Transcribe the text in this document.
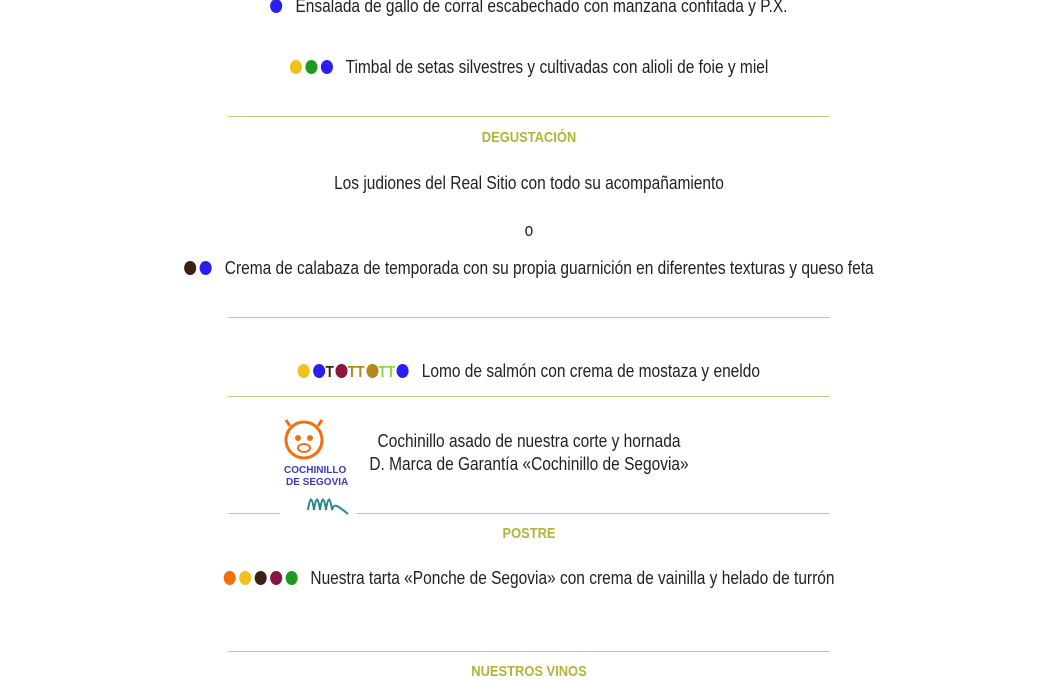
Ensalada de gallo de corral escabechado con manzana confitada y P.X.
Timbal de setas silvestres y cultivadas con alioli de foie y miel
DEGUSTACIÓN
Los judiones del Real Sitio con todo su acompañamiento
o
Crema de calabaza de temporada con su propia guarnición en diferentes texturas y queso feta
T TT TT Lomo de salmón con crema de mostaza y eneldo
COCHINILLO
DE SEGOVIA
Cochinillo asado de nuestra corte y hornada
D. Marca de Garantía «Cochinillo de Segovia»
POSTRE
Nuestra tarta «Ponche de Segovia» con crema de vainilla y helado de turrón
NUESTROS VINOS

^^^^

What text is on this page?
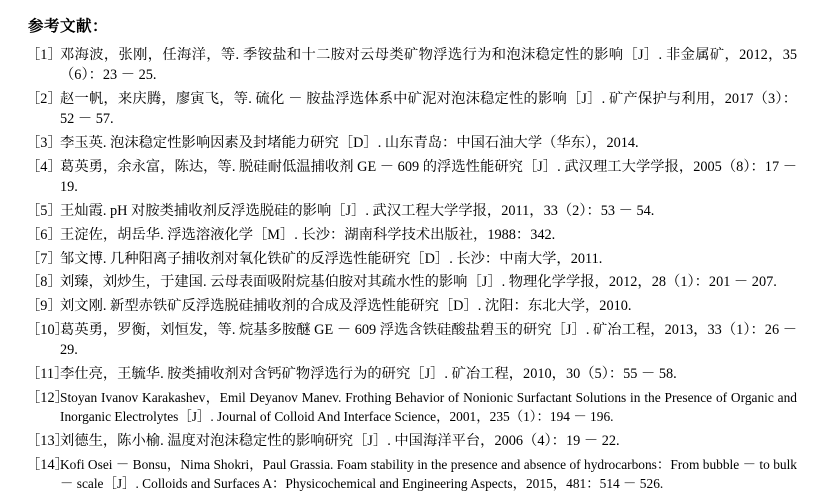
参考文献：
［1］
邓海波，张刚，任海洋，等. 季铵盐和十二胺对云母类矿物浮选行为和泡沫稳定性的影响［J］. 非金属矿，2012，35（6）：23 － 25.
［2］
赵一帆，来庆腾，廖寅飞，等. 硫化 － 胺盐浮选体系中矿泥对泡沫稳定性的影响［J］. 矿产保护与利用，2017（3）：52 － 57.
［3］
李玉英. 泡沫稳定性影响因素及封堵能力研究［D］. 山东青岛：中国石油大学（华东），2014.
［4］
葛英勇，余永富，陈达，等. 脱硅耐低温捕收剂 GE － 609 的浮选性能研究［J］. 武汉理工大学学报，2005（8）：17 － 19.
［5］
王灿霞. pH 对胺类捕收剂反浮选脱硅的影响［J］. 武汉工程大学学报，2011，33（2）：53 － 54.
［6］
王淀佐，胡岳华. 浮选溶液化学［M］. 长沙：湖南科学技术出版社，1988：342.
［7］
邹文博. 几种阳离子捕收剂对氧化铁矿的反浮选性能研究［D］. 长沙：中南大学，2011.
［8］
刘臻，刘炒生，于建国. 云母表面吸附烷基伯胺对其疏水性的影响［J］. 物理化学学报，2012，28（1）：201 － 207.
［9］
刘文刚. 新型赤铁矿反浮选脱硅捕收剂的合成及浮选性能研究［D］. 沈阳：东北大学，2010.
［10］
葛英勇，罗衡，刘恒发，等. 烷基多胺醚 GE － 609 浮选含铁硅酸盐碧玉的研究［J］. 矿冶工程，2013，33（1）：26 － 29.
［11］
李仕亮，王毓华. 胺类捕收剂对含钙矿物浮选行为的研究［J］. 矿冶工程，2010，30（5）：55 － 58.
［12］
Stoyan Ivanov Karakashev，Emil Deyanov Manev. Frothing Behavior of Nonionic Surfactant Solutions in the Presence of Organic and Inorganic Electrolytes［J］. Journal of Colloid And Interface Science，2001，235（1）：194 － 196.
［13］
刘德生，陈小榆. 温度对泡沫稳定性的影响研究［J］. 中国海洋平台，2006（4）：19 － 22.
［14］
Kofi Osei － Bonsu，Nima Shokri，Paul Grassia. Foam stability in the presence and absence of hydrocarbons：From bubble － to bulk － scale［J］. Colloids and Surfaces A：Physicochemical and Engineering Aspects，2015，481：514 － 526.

^^^^

- [INSTRUCTIONS FOR THE TASK]: Using the entries above, tally how many lines have the word "this" in them; write the number and nothing more.

- [WORKED ANSWER]: 2